Requirements> Each line of the material must be returned exactly.

Provided records>
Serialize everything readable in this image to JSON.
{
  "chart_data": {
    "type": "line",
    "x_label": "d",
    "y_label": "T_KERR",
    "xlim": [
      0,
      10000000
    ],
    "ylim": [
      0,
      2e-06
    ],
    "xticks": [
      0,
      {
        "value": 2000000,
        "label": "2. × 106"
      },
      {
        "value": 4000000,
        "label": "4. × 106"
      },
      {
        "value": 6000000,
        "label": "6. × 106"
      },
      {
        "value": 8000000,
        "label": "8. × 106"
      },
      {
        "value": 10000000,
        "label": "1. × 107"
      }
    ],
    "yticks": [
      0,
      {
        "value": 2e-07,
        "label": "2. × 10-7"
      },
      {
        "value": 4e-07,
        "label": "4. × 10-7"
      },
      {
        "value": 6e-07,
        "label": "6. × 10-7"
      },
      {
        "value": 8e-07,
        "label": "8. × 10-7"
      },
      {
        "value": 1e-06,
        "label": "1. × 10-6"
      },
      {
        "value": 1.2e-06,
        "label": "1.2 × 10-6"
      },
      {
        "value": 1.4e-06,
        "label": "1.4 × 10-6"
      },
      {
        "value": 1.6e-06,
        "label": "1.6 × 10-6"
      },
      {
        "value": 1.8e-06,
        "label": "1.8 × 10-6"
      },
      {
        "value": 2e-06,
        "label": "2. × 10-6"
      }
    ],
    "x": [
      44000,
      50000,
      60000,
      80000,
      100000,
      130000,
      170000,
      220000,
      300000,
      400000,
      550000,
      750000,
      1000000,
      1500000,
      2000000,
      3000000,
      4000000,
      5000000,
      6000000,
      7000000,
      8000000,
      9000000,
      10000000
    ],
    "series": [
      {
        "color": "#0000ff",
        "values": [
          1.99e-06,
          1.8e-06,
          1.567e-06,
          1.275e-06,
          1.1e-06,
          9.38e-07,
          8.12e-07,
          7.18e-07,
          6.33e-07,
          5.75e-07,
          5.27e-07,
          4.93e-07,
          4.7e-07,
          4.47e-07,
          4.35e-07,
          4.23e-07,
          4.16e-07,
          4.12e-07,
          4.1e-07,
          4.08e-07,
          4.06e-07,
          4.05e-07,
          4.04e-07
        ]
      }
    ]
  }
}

Solution for this problem>
Serialize everything readable in this image to JSON.
{
  "chart_data": {
    "type": "line",
    "x_label": "d",
    "y_label": "T_KERR",
    "xlim": [
      0,
      10000000
    ],
    "ylim": [
      0,
      2e-06
    ],
    "xticks": [
      0,
      {
        "value": 2000000,
        "label": "2. × 106"
      },
      {
        "value": 4000000,
        "label": "4. × 106"
      },
      {
        "value": 6000000,
        "label": "6. × 106"
      },
      {
        "value": 8000000,
        "label": "8. × 106"
      },
      {
        "value": 10000000,
        "label": "1. × 107"
      }
    ],
    "yticks": [
      0,
      {
        "value": 2e-07,
        "label": "2. × 10-7"
      },
      {
        "value": 4e-07,
        "label": "4. × 10-7"
      },
      {
        "value": 6e-07,
        "label": "6. × 10-7"
      },
      {
        "value": 8e-07,
        "label": "8. × 10-7"
      },
      {
        "value": 1e-06,
        "label": "1. × 10-6"
      },
      {
        "value": 1.2e-06,
        "label": "1.2 × 10-6"
      },
      {
        "value": 1.4e-06,
        "label": "1.4 × 10-6"
      },
      {
        "value": 1.6e-06,
        "label": "1.6 × 10-6"
      },
      {
        "value": 1.8e-06,
        "label": "1.8 × 10-6"
      },
      {
        "value": 2e-06,
        "label": "2. × 10-6"
      }
    ],
    "x": [
      44000,
      50000,
      60000,
      80000,
      100000,
      130000,
      170000,
      220000,
      300000,
      400000,
      550000,
      750000,
      1000000,
      1500000,
      2000000,
      3000000,
      4000000,
      5000000,
      6000000,
      7000000,
      8000000,
      9000000,
      10000000
    ],
    "series": [
      {
        "color": "#0000ff",
        "values": [
          1.99e-06,
          1.8e-06,
          1.567e-06,
          1.275e-06,
          1.1e-06,
          9.38e-07,
          8.12e-07,
          7.18e-07,
          6.33e-07,
          5.75e-07,
          5.27e-07,
          4.93e-07,
          4.7e-07,
          4.47e-07,
          4.35e-07,
          4.23e-07,
          4.16e-07,
          4.12e-07,
          4.1e-07,
          4.08e-07,
          4.06e-07,
          4.05e-07,
          4.04e-07
        ]
      }
    ]
  }
}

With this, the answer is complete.